• Exercise:
Gather each line in the entries that includes the string "JSON".

Some records
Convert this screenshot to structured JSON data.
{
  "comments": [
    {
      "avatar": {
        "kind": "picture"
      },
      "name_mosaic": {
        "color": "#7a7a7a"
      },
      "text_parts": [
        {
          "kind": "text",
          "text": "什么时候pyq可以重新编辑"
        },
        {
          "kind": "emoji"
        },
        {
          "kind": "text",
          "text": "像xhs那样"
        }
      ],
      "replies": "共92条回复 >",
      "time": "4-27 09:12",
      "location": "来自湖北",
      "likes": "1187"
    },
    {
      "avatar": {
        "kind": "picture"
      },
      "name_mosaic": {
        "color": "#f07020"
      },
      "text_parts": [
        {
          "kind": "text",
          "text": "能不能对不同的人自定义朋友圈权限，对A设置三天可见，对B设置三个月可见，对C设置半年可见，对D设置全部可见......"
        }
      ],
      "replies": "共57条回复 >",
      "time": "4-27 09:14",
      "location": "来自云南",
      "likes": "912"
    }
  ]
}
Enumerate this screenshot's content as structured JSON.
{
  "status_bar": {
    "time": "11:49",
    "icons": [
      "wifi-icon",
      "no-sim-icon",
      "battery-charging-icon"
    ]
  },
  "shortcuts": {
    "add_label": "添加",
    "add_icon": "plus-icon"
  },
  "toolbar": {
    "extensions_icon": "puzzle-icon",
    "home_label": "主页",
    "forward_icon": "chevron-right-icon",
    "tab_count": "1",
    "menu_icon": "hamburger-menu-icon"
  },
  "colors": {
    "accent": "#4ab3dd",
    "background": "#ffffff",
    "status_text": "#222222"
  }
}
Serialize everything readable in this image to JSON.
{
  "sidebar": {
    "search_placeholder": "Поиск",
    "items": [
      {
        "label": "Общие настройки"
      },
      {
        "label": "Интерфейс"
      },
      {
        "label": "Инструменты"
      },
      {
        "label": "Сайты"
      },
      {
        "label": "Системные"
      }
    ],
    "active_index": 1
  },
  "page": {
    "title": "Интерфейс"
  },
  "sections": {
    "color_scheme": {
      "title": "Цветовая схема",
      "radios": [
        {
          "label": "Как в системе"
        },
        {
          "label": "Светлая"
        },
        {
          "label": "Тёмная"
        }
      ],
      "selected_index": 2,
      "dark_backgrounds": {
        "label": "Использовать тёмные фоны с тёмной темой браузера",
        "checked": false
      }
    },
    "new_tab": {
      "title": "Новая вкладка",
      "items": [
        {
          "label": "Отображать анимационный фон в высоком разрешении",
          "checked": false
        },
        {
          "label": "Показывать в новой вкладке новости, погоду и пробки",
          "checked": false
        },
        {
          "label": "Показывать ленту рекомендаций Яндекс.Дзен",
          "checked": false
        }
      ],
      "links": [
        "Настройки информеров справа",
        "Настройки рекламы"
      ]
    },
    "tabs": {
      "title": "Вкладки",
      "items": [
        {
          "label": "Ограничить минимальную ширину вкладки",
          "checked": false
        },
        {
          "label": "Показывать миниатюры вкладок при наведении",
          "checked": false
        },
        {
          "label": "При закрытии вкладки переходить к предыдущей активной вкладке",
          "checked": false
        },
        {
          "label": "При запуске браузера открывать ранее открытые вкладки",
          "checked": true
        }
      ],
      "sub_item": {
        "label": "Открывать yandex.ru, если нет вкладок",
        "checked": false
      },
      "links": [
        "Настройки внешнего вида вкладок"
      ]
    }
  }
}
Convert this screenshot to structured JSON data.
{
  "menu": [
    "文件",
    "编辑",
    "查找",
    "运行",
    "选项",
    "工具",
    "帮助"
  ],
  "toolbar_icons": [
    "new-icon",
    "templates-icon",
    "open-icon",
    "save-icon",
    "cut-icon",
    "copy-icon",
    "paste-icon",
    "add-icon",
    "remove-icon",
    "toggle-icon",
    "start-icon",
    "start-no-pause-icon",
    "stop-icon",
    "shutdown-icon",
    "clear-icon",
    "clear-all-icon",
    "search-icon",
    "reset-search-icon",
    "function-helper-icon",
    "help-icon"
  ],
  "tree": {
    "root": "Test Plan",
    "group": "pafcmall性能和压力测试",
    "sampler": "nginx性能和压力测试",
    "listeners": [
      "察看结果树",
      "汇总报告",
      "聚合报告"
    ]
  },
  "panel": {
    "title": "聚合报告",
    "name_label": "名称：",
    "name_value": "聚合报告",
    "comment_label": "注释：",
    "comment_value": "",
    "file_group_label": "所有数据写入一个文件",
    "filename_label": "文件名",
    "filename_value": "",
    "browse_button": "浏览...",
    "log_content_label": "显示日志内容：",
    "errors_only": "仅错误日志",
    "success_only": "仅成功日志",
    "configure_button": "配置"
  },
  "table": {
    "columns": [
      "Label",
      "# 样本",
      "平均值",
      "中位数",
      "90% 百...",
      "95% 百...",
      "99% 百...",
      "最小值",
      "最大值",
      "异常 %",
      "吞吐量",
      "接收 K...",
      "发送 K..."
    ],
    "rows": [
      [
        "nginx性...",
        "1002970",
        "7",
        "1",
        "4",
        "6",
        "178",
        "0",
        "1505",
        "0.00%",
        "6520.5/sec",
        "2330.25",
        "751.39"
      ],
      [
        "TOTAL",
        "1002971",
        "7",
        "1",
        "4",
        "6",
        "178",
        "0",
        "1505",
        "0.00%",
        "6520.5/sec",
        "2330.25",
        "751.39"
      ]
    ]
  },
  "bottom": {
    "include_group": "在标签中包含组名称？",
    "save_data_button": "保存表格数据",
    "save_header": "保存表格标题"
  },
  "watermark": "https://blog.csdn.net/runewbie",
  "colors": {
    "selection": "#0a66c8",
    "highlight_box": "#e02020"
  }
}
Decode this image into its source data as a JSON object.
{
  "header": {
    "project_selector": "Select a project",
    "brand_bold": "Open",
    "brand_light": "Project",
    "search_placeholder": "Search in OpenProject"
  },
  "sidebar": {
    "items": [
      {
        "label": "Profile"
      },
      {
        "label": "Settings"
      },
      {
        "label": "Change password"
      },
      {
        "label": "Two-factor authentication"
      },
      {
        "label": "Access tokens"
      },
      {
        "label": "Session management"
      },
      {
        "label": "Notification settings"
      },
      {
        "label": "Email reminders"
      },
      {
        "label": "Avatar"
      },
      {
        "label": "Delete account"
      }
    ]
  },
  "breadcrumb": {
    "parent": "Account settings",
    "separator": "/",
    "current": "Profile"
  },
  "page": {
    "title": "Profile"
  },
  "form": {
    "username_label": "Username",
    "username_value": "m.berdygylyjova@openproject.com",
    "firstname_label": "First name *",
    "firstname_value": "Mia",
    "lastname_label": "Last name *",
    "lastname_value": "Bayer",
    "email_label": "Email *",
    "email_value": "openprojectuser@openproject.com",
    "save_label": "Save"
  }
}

• Exercise solution:
Convert this screenshot to structured JSON data.
Enumerate this screenshot's content as structured JSON.
Serialize everything readable in this image to JSON.
Convert this screenshot to structured JSON data.
Decode this image into its source data as a JSON object.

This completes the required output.